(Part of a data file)
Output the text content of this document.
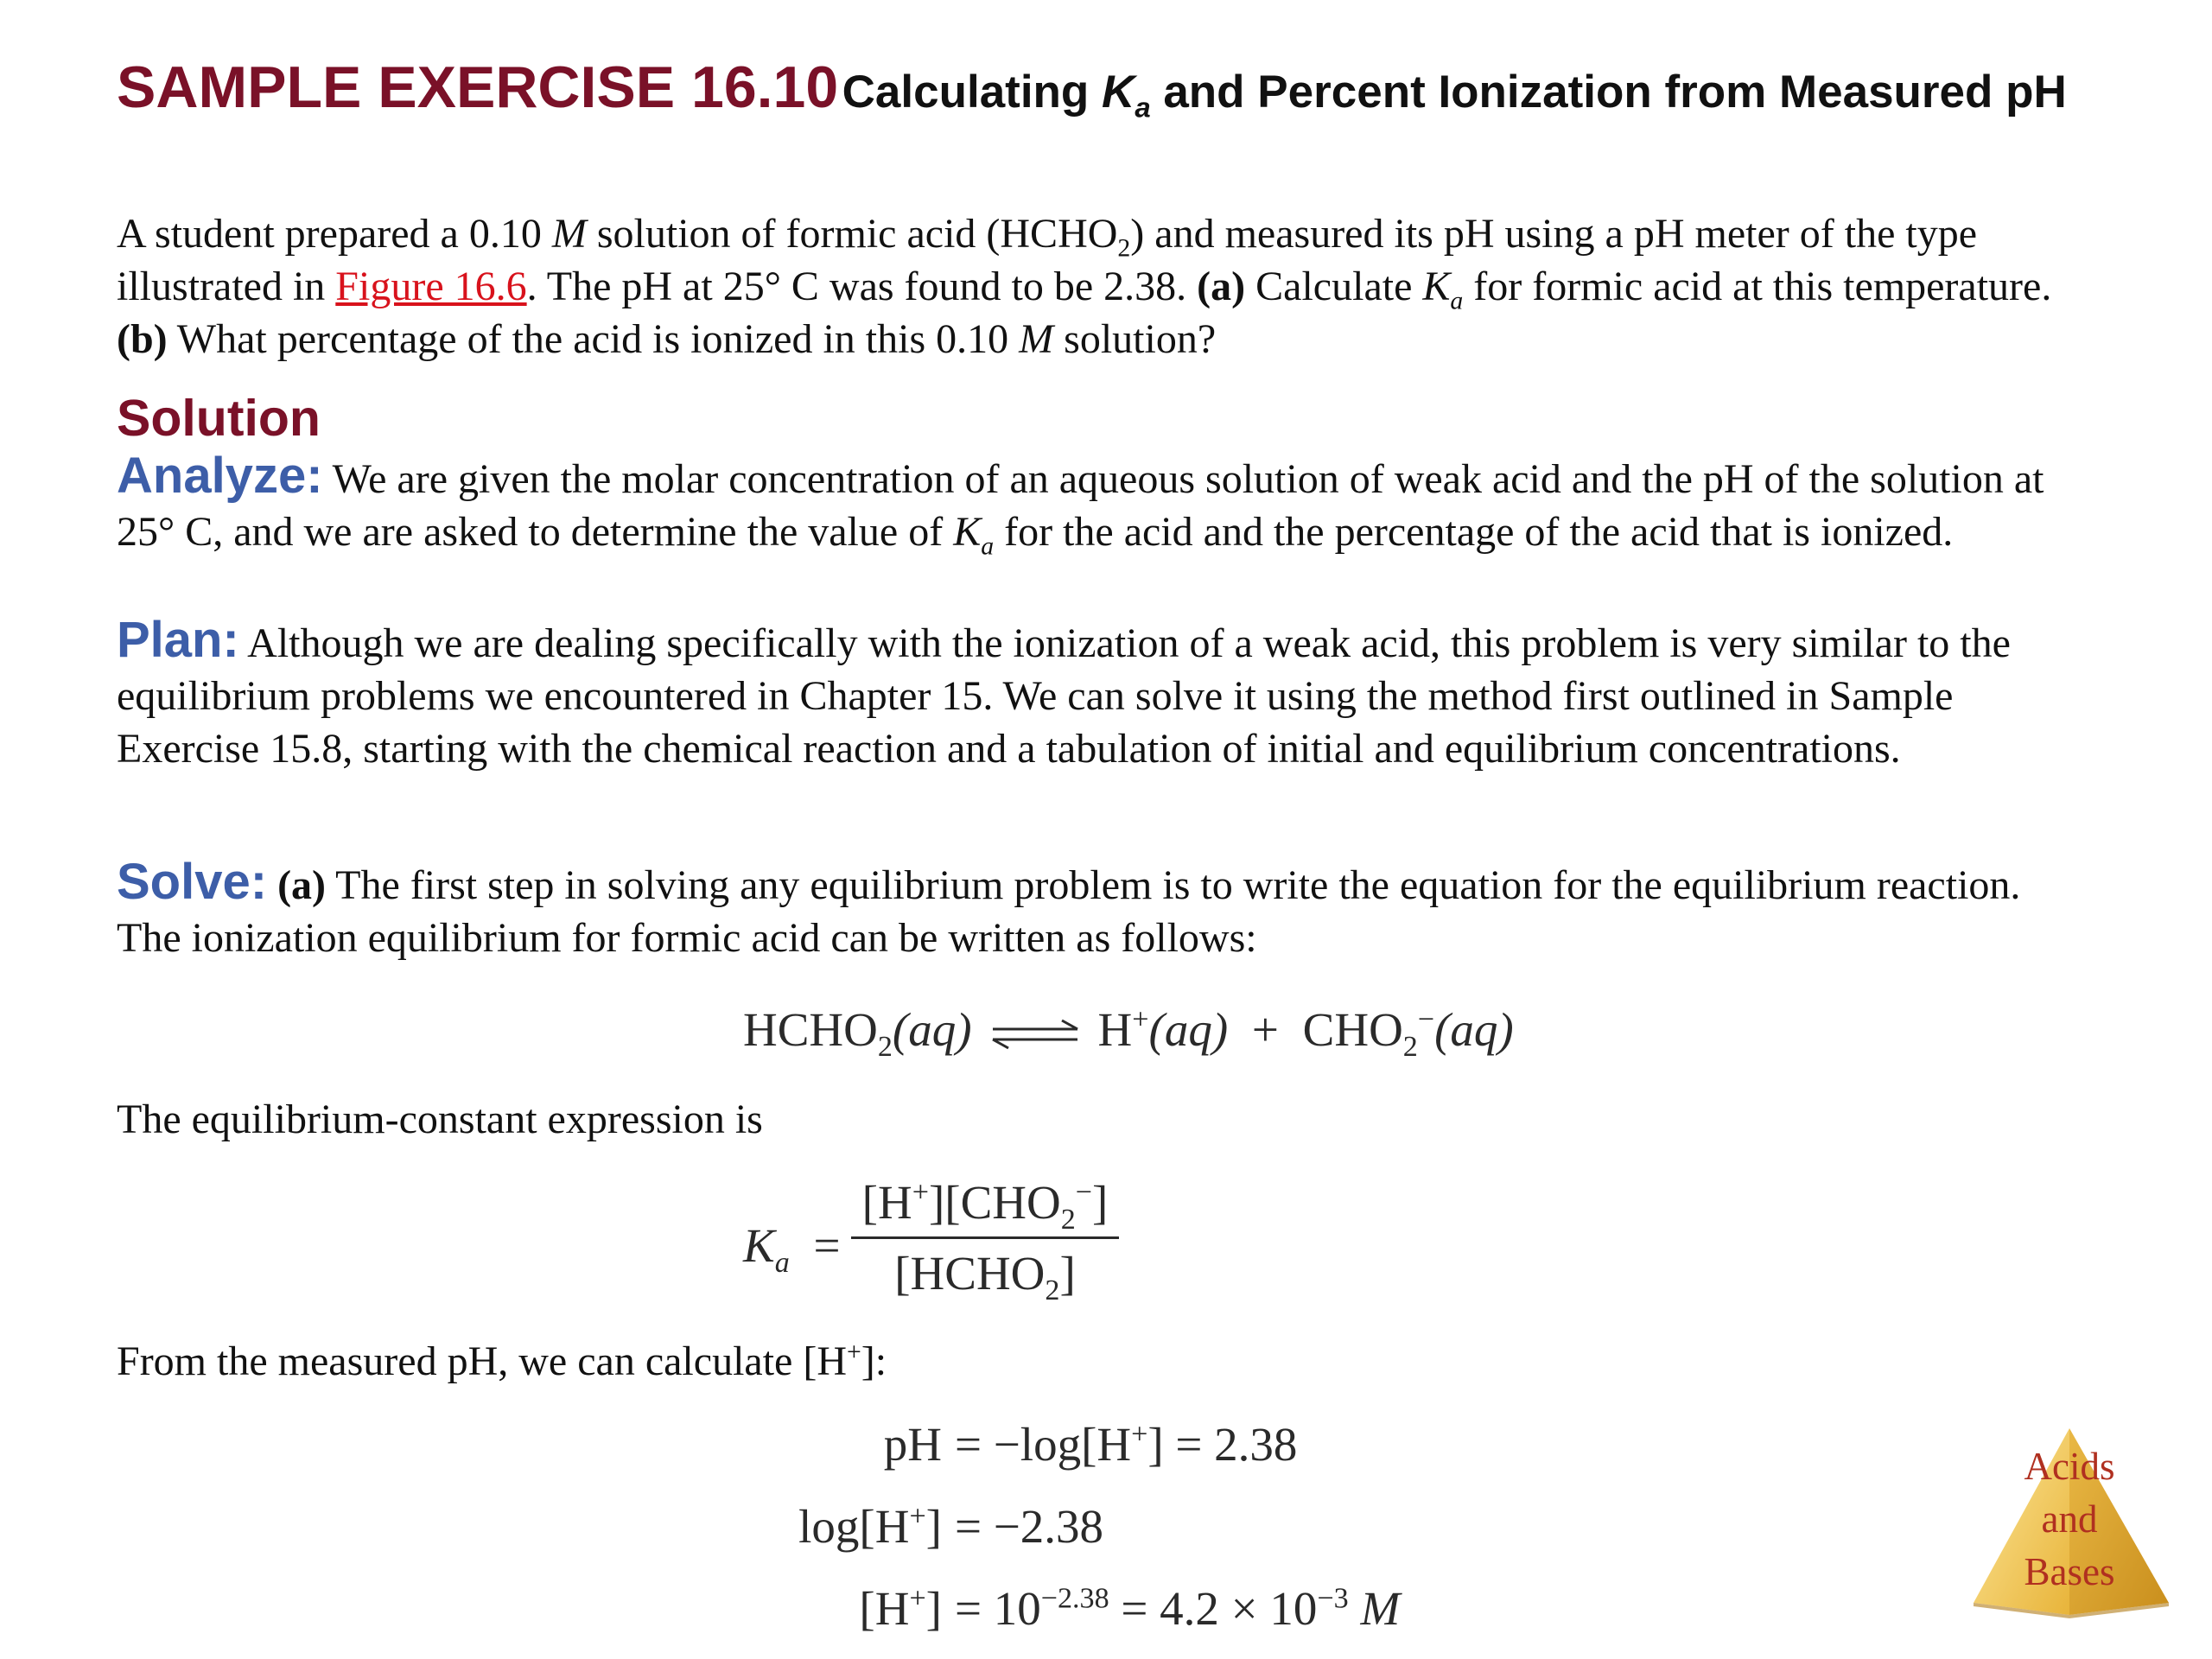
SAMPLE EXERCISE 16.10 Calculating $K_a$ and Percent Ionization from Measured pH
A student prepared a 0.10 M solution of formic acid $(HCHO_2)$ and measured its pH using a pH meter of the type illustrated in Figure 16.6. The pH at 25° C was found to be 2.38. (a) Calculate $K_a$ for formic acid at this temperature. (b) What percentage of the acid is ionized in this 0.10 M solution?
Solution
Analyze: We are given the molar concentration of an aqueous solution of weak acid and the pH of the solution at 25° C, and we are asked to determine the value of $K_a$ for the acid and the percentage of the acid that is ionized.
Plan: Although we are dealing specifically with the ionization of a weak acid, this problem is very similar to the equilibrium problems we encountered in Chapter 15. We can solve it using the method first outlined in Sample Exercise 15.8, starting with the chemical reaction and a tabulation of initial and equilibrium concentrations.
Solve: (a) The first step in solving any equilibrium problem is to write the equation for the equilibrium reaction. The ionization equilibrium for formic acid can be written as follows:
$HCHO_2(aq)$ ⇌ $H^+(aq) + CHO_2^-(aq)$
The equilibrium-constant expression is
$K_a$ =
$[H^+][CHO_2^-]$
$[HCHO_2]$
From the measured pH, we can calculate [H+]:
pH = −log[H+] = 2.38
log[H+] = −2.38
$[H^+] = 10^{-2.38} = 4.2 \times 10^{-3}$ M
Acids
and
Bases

*INSTRUCTIONS FOR THE TASK:*
Return the records exactly. Don't carry the pictures over.

*WRITTEN ANSWER:*
Output the text content of this document.
SAMPLE EXERCISE 16.10 Calculating $K_a$ and Percent Ionization from Measured pH
A student prepared a 0.10 M solution of formic acid $(HCHO_2)$ and measured its pH using a pH meter of the type illustrated in Figure 16.6. The pH at 25° C was found to be 2.38. (a) Calculate $K_a$ for formic acid at this temperature. (b) What percentage of the acid is ionized in this 0.10 M solution?
Solution
Analyze: We are given the molar concentration of an aqueous solution of weak acid and the pH of the solution at 25° C, and we are asked to determine the value of $K_a$ for the acid and the percentage of the acid that is ionized.
Plan: Although we are dealing specifically with the ionization of a weak acid, this problem is very similar to the equilibrium problems we encountered in Chapter 15. We can solve it using the method first outlined in Sample Exercise 15.8, starting with the chemical reaction and a tabulation of initial and equilibrium concentrations.
Solve: (a) The first step in solving any equilibrium problem is to write the equation for the equilibrium reaction. The ionization equilibrium for formic acid can be written as follows:
$HCHO_2(aq)$ ⇌ $H^+(aq) + CHO_2^-(aq)$
The equilibrium-constant expression is
$K_a$ =
$[H^+][CHO_2^-]$
$[HCHO_2]$
From the measured pH, we can calculate [H+]:
pH = −log[H+] = 2.38
log[H+] = −2.38
$[H^+] = 10^{-2.38} = 4.2 \times 10^{-3}$ M
Acids
and
Bases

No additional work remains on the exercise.